= WHAT THIS TASK INVOLVES =
For the records that follow, return only the count of lines containing the string "JSON".

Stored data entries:
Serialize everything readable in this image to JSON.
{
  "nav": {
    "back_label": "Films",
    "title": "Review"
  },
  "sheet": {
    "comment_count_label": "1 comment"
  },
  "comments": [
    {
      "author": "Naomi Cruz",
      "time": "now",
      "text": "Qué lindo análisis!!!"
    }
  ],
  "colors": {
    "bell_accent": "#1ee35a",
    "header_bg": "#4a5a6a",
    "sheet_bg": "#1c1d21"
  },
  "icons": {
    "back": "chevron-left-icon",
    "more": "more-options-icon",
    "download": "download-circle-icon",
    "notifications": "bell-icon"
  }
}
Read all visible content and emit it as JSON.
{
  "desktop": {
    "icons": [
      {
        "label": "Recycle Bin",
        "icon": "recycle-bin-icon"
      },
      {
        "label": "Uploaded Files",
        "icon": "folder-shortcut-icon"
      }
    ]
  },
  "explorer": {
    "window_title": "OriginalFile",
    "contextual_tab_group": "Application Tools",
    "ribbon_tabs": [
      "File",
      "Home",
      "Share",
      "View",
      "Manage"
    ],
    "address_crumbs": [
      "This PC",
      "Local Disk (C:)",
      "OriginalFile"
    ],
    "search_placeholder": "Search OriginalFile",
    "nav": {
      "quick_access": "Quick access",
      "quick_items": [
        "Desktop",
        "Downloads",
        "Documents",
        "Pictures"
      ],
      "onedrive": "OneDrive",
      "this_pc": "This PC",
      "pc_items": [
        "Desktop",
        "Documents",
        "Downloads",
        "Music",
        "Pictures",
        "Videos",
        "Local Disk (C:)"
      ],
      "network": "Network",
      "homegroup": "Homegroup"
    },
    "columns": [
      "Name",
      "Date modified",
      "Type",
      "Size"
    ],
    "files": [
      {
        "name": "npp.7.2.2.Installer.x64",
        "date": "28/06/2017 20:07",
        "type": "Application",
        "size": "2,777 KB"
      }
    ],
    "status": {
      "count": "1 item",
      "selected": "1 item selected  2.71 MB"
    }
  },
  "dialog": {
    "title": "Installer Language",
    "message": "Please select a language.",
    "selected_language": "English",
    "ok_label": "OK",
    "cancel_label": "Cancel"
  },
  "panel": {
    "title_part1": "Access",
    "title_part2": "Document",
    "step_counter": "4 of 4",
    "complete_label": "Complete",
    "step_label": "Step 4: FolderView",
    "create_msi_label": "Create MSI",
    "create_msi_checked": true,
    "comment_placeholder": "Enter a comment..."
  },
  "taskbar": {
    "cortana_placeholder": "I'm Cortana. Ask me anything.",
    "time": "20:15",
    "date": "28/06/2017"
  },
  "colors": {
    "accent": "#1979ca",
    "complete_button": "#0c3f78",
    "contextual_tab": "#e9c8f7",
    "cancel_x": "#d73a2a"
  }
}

= EXERCISE ANSWER =
2